> **Lines of data**
####

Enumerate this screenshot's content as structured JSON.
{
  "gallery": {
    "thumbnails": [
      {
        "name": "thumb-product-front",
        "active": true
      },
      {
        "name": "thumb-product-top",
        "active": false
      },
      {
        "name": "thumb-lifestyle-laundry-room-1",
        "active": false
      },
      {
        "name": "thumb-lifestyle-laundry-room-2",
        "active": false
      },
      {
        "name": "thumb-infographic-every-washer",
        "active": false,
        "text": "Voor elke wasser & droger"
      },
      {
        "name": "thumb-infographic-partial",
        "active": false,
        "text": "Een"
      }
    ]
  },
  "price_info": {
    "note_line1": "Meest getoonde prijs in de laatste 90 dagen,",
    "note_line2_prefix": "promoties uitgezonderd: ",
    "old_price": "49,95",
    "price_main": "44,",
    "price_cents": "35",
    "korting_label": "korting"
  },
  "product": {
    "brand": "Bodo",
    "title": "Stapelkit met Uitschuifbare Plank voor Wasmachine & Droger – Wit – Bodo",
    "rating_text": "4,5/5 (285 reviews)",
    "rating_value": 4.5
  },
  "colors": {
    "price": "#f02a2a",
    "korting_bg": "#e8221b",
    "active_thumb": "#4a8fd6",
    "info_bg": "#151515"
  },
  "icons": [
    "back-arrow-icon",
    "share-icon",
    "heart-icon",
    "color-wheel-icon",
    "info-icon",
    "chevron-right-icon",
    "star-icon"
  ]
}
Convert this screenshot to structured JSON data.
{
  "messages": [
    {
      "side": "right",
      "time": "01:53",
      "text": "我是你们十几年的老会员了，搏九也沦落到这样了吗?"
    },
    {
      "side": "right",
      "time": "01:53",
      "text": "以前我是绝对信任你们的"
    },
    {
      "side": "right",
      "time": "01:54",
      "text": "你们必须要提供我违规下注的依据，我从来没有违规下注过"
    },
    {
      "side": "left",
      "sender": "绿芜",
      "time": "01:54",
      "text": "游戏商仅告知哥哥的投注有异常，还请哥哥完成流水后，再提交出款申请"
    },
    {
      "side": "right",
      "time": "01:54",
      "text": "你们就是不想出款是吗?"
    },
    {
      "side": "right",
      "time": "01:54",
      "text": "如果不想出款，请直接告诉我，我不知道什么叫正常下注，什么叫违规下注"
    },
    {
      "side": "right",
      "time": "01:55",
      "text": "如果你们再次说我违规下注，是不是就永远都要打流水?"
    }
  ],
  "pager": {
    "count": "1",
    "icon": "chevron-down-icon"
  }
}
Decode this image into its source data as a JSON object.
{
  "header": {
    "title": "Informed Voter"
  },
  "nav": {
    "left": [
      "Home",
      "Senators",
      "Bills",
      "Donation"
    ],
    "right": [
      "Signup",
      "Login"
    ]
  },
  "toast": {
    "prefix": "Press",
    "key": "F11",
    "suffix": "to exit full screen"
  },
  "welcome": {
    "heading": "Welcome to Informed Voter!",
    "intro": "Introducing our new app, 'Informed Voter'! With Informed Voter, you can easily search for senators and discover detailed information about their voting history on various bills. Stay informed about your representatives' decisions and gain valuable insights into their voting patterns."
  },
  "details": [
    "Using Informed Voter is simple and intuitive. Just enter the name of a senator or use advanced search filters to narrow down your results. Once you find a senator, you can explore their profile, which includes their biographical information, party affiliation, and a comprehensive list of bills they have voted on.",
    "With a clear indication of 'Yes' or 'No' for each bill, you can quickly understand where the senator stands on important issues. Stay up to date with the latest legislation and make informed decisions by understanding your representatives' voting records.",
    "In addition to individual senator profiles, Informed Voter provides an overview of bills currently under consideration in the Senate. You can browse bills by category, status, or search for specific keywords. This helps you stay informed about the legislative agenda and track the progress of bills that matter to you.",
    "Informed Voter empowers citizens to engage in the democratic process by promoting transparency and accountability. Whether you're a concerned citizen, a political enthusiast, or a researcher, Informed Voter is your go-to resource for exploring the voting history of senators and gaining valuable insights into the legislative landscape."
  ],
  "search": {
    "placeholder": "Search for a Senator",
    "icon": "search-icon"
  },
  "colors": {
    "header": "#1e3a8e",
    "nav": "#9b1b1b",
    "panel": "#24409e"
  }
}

####

> **Stated exercise**
Set down every record above exactly as given.

> **Solution to the exercise**
Enumerate this screenshot's content as structured JSON.
{
  "gallery": {
    "thumbnails": [
      {
        "name": "thumb-product-front",
        "active": true
      },
      {
        "name": "thumb-product-top",
        "active": false
      },
      {
        "name": "thumb-lifestyle-laundry-room-1",
        "active": false
      },
      {
        "name": "thumb-lifestyle-laundry-room-2",
        "active": false
      },
      {
        "name": "thumb-infographic-every-washer",
        "active": false,
        "text": "Voor elke wasser & droger"
      },
      {
        "name": "thumb-infographic-partial",
        "active": false,
        "text": "Een"
      }
    ]
  },
  "price_info": {
    "note_line1": "Meest getoonde prijs in de laatste 90 dagen,",
    "note_line2_prefix": "promoties uitgezonderd: ",
    "old_price": "49,95",
    "price_main": "44,",
    "price_cents": "35",
    "korting_label": "korting"
  },
  "product": {
    "brand": "Bodo",
    "title": "Stapelkit met Uitschuifbare Plank voor Wasmachine & Droger – Wit – Bodo",
    "rating_text": "4,5/5 (285 reviews)",
    "rating_value": 4.5
  },
  "colors": {
    "price": "#f02a2a",
    "korting_bg": "#e8221b",
    "active_thumb": "#4a8fd6",
    "info_bg": "#151515"
  },
  "icons": [
    "back-arrow-icon",
    "share-icon",
    "heart-icon",
    "color-wheel-icon",
    "info-icon",
    "chevron-right-icon",
    "star-icon"
  ]
}
Convert this screenshot to structured JSON data.
{
  "messages": [
    {
      "side": "right",
      "time": "01:53",
      "text": "我是你们十几年的老会员了，搏九也沦落到这样了吗?"
    },
    {
      "side": "right",
      "time": "01:53",
      "text": "以前我是绝对信任你们的"
    },
    {
      "side": "right",
      "time": "01:54",
      "text": "你们必须要提供我违规下注的依据，我从来没有违规下注过"
    },
    {
      "side": "left",
      "sender": "绿芜",
      "time": "01:54",
      "text": "游戏商仅告知哥哥的投注有异常，还请哥哥完成流水后，再提交出款申请"
    },
    {
      "side": "right",
      "time": "01:54",
      "text": "你们就是不想出款是吗?"
    },
    {
      "side": "right",
      "time": "01:54",
      "text": "如果不想出款，请直接告诉我，我不知道什么叫正常下注，什么叫违规下注"
    },
    {
      "side": "right",
      "time": "01:55",
      "text": "如果你们再次说我违规下注，是不是就永远都要打流水?"
    }
  ],
  "pager": {
    "count": "1",
    "icon": "chevron-down-icon"
  }
}
Decode this image into its source data as a JSON object.
{
  "header": {
    "title": "Informed Voter"
  },
  "nav": {
    "left": [
      "Home",
      "Senators",
      "Bills",
      "Donation"
    ],
    "right": [
      "Signup",
      "Login"
    ]
  },
  "toast": {
    "prefix": "Press",
    "key": "F11",
    "suffix": "to exit full screen"
  },
  "welcome": {
    "heading": "Welcome to Informed Voter!",
    "intro": "Introducing our new app, 'Informed Voter'! With Informed Voter, you can easily search for senators and discover detailed information about their voting history on various bills. Stay informed about your representatives' decisions and gain valuable insights into their voting patterns."
  },
  "details": [
    "Using Informed Voter is simple and intuitive. Just enter the name of a senator or use advanced search filters to narrow down your results. Once you find a senator, you can explore their profile, which includes their biographical information, party affiliation, and a comprehensive list of bills they have voted on.",
    "With a clear indication of 'Yes' or 'No' for each bill, you can quickly understand where the senator stands on important issues. Stay up to date with the latest legislation and make informed decisions by understanding your representatives' voting records.",
    "In addition to individual senator profiles, Informed Voter provides an overview of bills currently under consideration in the Senate. You can browse bills by category, status, or search for specific keywords. This helps you stay informed about the legislative agenda and track the progress of bills that matter to you.",
    "Informed Voter empowers citizens to engage in the democratic process by promoting transparency and accountability. Whether you're a concerned citizen, a political enthusiast, or a researcher, Informed Voter is your go-to resource for exploring the voting history of senators and gaining valuable insights into the legislative landscape."
  ],
  "search": {
    "placeholder": "Search for a Senator",
    "icon": "search-icon"
  },
  "colors": {
    "header": "#1e3a8e",
    "nav": "#9b1b1b",
    "panel": "#24409e"
  }
}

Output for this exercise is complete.